Data entries:
--- Start ---

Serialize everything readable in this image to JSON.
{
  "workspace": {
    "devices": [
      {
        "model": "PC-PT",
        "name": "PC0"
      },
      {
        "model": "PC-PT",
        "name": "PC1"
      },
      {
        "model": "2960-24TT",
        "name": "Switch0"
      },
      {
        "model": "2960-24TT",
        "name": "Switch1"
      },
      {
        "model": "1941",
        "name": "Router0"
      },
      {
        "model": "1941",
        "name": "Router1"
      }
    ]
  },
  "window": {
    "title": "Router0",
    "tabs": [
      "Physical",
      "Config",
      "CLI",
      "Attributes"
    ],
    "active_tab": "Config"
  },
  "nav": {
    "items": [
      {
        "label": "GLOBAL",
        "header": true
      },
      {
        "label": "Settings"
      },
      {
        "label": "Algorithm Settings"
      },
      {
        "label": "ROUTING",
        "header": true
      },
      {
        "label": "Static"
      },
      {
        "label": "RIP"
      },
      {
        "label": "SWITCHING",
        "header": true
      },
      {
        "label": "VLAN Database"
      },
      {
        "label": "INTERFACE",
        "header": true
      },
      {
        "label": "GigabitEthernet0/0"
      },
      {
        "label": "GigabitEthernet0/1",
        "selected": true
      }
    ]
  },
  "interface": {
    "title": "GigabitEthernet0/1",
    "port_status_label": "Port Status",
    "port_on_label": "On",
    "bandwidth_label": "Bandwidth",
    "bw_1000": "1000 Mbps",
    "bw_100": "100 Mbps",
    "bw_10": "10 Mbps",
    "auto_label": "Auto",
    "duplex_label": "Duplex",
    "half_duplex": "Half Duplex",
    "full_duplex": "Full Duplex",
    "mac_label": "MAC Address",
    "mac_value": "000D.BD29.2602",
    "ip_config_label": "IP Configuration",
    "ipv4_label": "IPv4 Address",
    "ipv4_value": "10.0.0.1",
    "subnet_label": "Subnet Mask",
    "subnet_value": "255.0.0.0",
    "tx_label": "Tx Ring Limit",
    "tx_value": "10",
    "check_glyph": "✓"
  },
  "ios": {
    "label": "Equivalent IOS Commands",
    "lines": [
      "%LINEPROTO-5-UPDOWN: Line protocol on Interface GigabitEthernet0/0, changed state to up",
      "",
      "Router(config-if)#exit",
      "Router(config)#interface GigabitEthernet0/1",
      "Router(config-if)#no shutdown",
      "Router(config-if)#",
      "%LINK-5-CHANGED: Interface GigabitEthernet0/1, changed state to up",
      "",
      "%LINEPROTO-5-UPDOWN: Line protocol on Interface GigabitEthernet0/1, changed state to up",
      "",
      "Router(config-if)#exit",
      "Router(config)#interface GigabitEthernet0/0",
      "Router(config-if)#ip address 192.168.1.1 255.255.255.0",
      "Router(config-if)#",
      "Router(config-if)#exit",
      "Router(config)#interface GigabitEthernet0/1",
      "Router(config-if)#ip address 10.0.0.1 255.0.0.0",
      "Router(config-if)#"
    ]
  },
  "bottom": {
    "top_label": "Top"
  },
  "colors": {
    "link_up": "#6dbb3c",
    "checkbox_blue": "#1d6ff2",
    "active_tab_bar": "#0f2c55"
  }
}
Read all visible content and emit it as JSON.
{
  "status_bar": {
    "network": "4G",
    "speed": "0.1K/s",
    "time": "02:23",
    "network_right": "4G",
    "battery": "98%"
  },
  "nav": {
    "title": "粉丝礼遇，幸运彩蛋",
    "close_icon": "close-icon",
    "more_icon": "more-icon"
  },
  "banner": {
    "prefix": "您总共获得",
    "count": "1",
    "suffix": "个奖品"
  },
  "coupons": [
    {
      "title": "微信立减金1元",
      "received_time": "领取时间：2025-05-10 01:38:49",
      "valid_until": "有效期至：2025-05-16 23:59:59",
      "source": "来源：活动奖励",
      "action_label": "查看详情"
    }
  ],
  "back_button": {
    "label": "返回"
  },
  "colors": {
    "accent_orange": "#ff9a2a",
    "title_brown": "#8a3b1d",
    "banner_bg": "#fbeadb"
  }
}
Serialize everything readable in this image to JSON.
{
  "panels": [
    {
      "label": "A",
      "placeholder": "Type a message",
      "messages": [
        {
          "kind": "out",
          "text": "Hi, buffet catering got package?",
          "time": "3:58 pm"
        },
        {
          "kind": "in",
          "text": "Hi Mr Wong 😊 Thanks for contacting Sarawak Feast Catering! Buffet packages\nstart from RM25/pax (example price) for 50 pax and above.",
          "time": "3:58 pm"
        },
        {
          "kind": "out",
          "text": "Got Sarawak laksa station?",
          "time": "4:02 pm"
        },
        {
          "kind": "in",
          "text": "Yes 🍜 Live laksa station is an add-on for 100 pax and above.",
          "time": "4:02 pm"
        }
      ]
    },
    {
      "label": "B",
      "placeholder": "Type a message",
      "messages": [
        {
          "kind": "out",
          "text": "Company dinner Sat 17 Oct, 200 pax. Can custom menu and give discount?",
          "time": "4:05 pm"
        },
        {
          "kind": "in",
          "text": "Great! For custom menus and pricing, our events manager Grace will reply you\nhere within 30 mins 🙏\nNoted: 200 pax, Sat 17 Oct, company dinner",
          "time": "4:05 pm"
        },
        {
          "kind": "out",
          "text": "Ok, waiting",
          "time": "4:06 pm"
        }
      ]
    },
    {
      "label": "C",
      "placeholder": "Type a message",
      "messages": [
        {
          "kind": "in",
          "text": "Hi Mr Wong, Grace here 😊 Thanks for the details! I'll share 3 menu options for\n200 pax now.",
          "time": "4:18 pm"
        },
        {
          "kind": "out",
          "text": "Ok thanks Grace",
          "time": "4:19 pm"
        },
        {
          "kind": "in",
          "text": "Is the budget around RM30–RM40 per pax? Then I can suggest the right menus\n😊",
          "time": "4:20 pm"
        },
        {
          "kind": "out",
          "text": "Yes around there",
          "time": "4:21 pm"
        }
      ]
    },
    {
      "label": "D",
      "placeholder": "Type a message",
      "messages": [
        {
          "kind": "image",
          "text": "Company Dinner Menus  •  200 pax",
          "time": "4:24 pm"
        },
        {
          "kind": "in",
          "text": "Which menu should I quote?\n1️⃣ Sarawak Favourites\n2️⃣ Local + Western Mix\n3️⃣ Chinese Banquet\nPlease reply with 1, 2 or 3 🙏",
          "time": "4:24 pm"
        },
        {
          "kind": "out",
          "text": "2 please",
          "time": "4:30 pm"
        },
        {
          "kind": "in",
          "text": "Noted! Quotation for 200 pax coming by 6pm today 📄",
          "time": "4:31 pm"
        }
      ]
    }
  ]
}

--- End ---

What this task involves |
Transcribe the data above in full, exactly.

Response to the task |
Serialize everything readable in this image to JSON.
{
  "workspace": {
    "devices": [
      {
        "model": "PC-PT",
        "name": "PC0"
      },
      {
        "model": "PC-PT",
        "name": "PC1"
      },
      {
        "model": "2960-24TT",
        "name": "Switch0"
      },
      {
        "model": "2960-24TT",
        "name": "Switch1"
      },
      {
        "model": "1941",
        "name": "Router0"
      },
      {
        "model": "1941",
        "name": "Router1"
      }
    ]
  },
  "window": {
    "title": "Router0",
    "tabs": [
      "Physical",
      "Config",
      "CLI",
      "Attributes"
    ],
    "active_tab": "Config"
  },
  "nav": {
    "items": [
      {
        "label": "GLOBAL",
        "header": true
      },
      {
        "label": "Settings"
      },
      {
        "label": "Algorithm Settings"
      },
      {
        "label": "ROUTING",
        "header": true
      },
      {
        "label": "Static"
      },
      {
        "label": "RIP"
      },
      {
        "label": "SWITCHING",
        "header": true
      },
      {
        "label": "VLAN Database"
      },
      {
        "label": "INTERFACE",
        "header": true
      },
      {
        "label": "GigabitEthernet0/0"
      },
      {
        "label": "GigabitEthernet0/1",
        "selected": true
      }
    ]
  },
  "interface": {
    "title": "GigabitEthernet0/1",
    "port_status_label": "Port Status",
    "port_on_label": "On",
    "bandwidth_label": "Bandwidth",
    "bw_1000": "1000 Mbps",
    "bw_100": "100 Mbps",
    "bw_10": "10 Mbps",
    "auto_label": "Auto",
    "duplex_label": "Duplex",
    "half_duplex": "Half Duplex",
    "full_duplex": "Full Duplex",
    "mac_label": "MAC Address",
    "mac_value": "000D.BD29.2602",
    "ip_config_label": "IP Configuration",
    "ipv4_label": "IPv4 Address",
    "ipv4_value": "10.0.0.1",
    "subnet_label": "Subnet Mask",
    "subnet_value": "255.0.0.0",
    "tx_label": "Tx Ring Limit",
    "tx_value": "10",
    "check_glyph": "✓"
  },
  "ios": {
    "label": "Equivalent IOS Commands",
    "lines": [
      "%LINEPROTO-5-UPDOWN: Line protocol on Interface GigabitEthernet0/0, changed state to up",
      "",
      "Router(config-if)#exit",
      "Router(config)#interface GigabitEthernet0/1",
      "Router(config-if)#no shutdown",
      "Router(config-if)#",
      "%LINK-5-CHANGED: Interface GigabitEthernet0/1, changed state to up",
      "",
      "%LINEPROTO-5-UPDOWN: Line protocol on Interface GigabitEthernet0/1, changed state to up",
      "",
      "Router(config-if)#exit",
      "Router(config)#interface GigabitEthernet0/0",
      "Router(config-if)#ip address 192.168.1.1 255.255.255.0",
      "Router(config-if)#",
      "Router(config-if)#exit",
      "Router(config)#interface GigabitEthernet0/1",
      "Router(config-if)#ip address 10.0.0.1 255.0.0.0",
      "Router(config-if)#"
    ]
  },
  "bottom": {
    "top_label": "Top"
  },
  "colors": {
    "link_up": "#6dbb3c",
    "checkbox_blue": "#1d6ff2",
    "active_tab_bar": "#0f2c55"
  }
}
Read all visible content and emit it as JSON.
{
  "status_bar": {
    "network": "4G",
    "speed": "0.1K/s",
    "time": "02:23",
    "network_right": "4G",
    "battery": "98%"
  },
  "nav": {
    "title": "粉丝礼遇，幸运彩蛋",
    "close_icon": "close-icon",
    "more_icon": "more-icon"
  },
  "banner": {
    "prefix": "您总共获得",
    "count": "1",
    "suffix": "个奖品"
  },
  "coupons": [
    {
      "title": "微信立减金1元",
      "received_time": "领取时间：2025-05-10 01:38:49",
      "valid_until": "有效期至：2025-05-16 23:59:59",
      "source": "来源：活动奖励",
      "action_label": "查看详情"
    }
  ],
  "back_button": {
    "label": "返回"
  },
  "colors": {
    "accent_orange": "#ff9a2a",
    "title_brown": "#8a3b1d",
    "banner_bg": "#fbeadb"
  }
}
Serialize everything readable in this image to JSON.
{
  "panels": [
    {
      "label": "A",
      "placeholder": "Type a message",
      "messages": [
        {
          "kind": "out",
          "text": "Hi, buffet catering got package?",
          "time": "3:58 pm"
        },
        {
          "kind": "in",
          "text": "Hi Mr Wong 😊 Thanks for contacting Sarawak Feast Catering! Buffet packages\nstart from RM25/pax (example price) for 50 pax and above.",
          "time": "3:58 pm"
        },
        {
          "kind": "out",
          "text": "Got Sarawak laksa station?",
          "time": "4:02 pm"
        },
        {
          "kind": "in",
          "text": "Yes 🍜 Live laksa station is an add-on for 100 pax and above.",
          "time": "4:02 pm"
        }
      ]
    },
    {
      "label": "B",
      "placeholder": "Type a message",
      "messages": [
        {
          "kind": "out",
          "text": "Company dinner Sat 17 Oct, 200 pax. Can custom menu and give discount?",
          "time": "4:05 pm"
        },
        {
          "kind": "in",
          "text": "Great! For custom menus and pricing, our events manager Grace will reply you\nhere within 30 mins 🙏\nNoted: 200 pax, Sat 17 Oct, company dinner",
          "time": "4:05 pm"
        },
        {
          "kind": "out",
          "text": "Ok, waiting",
          "time": "4:06 pm"
        }
      ]
    },
    {
      "label": "C",
      "placeholder": "Type a message",
      "messages": [
        {
          "kind": "in",
          "text": "Hi Mr Wong, Grace here 😊 Thanks for the details! I'll share 3 menu options for\n200 pax now.",
          "time": "4:18 pm"
        },
        {
          "kind": "out",
          "text": "Ok thanks Grace",
          "time": "4:19 pm"
        },
        {
          "kind": "in",
          "text": "Is the budget around RM30–RM40 per pax? Then I can suggest the right menus\n😊",
          "time": "4:20 pm"
        },
        {
          "kind": "out",
          "text": "Yes around there",
          "time": "4:21 pm"
        }
      ]
    },
    {
      "label": "D",
      "placeholder": "Type a message",
      "messages": [
        {
          "kind": "image",
          "text": "Company Dinner Menus  •  200 pax",
          "time": "4:24 pm"
        },
        {
          "kind": "in",
          "text": "Which menu should I quote?\n1️⃣ Sarawak Favourites\n2️⃣ Local + Western Mix\n3️⃣ Chinese Banquet\nPlease reply with 1, 2 or 3 🙏",
          "time": "4:24 pm"
        },
        {
          "kind": "out",
          "text": "2 please",
          "time": "4:30 pm"
        },
        {
          "kind": "in",
          "text": "Noted! Quotation for 200 pax coming by 6pm today 📄",
          "time": "4:31 pm"
        }
      ]
    }
  ]
}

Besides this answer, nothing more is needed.